(Figure dataset records)
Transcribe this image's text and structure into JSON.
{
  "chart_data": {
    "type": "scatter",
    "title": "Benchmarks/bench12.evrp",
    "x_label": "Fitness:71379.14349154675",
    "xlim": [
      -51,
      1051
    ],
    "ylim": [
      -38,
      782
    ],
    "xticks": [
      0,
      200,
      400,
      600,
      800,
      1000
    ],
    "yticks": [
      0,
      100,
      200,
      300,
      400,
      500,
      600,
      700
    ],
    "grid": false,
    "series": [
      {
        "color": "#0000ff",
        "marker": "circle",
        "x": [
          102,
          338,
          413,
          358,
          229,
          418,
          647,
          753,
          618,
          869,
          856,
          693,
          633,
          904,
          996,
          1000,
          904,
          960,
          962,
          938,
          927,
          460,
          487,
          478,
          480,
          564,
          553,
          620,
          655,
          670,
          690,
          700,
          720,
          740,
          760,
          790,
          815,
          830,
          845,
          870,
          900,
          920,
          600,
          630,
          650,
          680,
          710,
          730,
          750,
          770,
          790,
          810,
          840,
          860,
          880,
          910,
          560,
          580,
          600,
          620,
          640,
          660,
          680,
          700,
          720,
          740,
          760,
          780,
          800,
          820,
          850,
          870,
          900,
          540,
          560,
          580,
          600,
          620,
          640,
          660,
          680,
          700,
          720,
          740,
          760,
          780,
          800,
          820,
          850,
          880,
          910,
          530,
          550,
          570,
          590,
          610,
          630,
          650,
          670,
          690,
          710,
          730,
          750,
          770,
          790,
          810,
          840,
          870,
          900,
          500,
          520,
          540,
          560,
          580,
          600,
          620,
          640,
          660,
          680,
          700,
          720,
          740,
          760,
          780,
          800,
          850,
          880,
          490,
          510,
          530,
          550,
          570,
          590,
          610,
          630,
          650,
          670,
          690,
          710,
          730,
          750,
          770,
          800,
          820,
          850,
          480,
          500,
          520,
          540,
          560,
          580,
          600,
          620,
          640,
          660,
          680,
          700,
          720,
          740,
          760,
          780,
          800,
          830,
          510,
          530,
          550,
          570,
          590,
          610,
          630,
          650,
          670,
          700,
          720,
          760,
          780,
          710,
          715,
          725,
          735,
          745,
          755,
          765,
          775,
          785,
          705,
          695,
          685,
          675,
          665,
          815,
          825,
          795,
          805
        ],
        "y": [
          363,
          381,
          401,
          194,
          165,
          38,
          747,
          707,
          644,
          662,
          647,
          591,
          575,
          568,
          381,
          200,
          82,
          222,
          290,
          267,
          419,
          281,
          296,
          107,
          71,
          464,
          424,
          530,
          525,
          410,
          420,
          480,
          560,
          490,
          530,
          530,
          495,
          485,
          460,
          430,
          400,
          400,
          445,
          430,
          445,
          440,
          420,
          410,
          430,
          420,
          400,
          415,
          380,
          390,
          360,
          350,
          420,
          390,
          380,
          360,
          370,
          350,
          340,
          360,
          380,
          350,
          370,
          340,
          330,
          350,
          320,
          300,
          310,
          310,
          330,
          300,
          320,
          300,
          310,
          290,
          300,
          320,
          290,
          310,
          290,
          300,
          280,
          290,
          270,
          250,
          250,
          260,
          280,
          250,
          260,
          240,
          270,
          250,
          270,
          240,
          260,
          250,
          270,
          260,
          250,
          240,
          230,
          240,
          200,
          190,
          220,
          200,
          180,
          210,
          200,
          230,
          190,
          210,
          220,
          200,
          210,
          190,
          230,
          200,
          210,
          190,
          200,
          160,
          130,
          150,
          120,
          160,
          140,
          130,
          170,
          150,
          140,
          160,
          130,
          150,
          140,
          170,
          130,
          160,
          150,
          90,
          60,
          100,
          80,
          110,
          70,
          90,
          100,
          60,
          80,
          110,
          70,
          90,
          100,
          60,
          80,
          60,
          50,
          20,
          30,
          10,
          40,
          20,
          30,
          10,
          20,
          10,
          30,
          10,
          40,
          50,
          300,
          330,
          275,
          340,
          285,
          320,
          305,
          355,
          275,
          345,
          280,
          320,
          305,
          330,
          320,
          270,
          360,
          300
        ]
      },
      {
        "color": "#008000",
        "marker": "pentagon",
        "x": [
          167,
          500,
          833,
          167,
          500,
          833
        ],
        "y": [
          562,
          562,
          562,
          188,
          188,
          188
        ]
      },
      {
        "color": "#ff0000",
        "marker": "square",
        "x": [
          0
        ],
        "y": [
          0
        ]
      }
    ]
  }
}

## [Set problem]
Return every line in the listing that contains the word "marker".

## [Result]
        "marker": "circle",
        "marker": "pentagon",
        "marker": "square",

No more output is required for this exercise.